--- Provided records ---
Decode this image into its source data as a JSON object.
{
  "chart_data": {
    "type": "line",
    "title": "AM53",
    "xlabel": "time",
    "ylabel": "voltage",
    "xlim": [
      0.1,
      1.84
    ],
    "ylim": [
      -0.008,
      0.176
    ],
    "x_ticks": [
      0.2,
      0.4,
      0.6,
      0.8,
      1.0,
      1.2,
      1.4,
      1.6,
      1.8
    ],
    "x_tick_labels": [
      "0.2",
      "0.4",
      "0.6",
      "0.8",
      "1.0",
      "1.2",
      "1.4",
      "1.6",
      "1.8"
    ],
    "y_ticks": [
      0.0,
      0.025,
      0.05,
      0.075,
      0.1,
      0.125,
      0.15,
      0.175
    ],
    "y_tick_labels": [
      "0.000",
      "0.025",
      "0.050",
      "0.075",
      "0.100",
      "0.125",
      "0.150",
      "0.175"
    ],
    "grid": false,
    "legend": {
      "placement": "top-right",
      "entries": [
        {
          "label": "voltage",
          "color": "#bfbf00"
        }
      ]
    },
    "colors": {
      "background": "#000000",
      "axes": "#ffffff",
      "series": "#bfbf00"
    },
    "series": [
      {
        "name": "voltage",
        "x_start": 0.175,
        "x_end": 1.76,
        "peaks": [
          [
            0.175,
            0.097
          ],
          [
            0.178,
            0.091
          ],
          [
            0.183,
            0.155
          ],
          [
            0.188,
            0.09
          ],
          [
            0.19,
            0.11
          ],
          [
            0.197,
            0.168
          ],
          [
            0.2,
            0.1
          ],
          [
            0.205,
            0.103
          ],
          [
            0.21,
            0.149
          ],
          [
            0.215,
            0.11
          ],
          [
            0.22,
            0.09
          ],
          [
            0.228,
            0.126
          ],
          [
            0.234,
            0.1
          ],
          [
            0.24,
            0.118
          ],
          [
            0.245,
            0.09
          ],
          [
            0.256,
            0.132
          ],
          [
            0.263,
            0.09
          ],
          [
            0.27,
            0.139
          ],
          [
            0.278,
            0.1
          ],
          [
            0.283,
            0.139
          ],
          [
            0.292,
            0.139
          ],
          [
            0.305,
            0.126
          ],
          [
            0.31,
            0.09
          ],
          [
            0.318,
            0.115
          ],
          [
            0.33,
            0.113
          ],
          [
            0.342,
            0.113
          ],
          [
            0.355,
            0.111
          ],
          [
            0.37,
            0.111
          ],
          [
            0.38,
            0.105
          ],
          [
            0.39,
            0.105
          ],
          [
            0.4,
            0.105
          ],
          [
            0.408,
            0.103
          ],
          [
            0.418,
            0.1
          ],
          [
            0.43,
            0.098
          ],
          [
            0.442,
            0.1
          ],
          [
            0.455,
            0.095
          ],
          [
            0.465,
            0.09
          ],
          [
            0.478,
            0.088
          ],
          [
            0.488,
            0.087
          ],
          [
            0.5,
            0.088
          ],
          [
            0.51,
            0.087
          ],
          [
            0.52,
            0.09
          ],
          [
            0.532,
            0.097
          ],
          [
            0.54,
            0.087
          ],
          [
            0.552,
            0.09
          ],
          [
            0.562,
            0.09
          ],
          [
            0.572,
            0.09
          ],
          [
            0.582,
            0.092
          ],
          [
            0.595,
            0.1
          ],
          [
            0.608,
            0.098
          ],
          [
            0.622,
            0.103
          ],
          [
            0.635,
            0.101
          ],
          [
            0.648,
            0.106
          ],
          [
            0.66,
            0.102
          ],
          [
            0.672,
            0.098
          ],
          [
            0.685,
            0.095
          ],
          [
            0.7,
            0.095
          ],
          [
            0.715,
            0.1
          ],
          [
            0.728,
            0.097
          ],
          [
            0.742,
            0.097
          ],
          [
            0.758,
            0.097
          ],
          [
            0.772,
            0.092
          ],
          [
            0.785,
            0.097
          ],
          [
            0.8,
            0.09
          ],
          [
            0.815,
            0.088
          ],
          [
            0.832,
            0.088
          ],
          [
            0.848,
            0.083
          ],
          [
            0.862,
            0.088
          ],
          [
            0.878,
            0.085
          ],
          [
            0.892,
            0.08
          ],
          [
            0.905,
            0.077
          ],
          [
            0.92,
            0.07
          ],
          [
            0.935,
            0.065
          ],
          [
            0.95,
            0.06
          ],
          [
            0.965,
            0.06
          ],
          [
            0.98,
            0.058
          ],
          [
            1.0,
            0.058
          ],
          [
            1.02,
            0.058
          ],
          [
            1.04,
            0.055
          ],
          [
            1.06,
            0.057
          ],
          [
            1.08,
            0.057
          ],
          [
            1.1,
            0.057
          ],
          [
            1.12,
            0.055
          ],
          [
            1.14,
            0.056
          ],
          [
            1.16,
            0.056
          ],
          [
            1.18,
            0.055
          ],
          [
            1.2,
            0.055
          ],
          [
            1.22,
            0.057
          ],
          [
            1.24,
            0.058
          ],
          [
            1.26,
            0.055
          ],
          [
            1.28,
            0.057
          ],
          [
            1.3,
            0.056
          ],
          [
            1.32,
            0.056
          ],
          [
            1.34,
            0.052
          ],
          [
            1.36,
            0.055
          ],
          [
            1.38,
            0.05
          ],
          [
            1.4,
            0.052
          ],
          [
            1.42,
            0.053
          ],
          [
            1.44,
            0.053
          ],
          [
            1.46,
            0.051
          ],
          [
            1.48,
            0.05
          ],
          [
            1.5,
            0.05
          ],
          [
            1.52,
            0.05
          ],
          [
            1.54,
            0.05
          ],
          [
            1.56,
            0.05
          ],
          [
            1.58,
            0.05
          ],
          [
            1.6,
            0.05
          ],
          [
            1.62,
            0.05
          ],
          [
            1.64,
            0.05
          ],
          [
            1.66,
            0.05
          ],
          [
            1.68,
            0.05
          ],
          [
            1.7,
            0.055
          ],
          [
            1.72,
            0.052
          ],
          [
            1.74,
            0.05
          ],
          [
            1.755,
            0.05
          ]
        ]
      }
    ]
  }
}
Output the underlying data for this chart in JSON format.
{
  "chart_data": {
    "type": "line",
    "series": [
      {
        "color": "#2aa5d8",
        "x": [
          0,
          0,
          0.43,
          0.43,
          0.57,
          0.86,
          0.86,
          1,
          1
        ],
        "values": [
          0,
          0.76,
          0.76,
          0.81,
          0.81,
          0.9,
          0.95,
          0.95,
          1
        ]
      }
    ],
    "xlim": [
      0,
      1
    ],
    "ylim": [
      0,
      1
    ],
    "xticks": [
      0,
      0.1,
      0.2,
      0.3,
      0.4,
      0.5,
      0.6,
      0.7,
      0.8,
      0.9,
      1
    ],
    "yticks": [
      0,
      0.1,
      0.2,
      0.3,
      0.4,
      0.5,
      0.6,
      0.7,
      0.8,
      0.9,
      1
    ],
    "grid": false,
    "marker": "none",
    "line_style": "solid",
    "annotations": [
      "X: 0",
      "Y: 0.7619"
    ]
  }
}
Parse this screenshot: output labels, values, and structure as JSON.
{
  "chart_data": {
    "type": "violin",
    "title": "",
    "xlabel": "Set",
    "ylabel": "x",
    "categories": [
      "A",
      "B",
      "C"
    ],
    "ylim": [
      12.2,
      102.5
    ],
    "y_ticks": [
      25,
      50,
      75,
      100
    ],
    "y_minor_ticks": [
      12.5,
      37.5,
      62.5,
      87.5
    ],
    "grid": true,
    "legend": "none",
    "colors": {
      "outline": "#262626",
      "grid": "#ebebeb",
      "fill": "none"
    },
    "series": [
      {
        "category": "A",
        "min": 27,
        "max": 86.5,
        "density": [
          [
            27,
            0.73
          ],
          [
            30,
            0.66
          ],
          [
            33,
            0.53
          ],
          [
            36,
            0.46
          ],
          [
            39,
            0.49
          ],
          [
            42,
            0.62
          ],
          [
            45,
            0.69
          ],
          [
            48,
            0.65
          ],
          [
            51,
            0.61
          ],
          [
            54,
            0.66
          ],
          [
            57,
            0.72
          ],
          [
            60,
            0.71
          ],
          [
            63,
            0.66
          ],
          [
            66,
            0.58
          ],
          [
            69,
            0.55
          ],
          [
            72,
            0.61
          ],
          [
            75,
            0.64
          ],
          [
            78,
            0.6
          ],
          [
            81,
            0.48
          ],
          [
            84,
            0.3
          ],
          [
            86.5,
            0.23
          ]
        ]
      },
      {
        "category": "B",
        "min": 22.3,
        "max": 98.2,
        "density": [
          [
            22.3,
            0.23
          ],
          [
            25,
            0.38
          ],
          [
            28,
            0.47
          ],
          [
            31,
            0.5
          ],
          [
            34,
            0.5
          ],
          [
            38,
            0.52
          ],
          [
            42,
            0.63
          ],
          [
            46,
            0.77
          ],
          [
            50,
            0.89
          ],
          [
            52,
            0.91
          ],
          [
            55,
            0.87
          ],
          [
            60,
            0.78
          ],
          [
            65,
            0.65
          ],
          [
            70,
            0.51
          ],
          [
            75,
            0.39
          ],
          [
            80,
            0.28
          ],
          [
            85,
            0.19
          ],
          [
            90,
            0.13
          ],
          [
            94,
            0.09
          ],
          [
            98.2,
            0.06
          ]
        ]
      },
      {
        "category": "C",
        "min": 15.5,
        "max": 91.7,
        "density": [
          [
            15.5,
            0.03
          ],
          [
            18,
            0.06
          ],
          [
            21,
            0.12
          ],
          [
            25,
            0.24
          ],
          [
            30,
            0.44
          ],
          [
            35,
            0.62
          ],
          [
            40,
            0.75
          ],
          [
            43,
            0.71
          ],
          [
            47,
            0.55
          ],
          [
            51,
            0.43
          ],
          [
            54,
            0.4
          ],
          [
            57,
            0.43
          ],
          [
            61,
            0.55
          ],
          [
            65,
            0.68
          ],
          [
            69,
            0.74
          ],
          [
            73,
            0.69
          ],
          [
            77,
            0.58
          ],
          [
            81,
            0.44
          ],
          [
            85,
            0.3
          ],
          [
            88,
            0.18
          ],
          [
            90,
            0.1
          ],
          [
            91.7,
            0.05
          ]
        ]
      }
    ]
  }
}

--- Your instructions ---
Report only a number: how many lines in the material above contain the string "this".

--- Full solution ---
3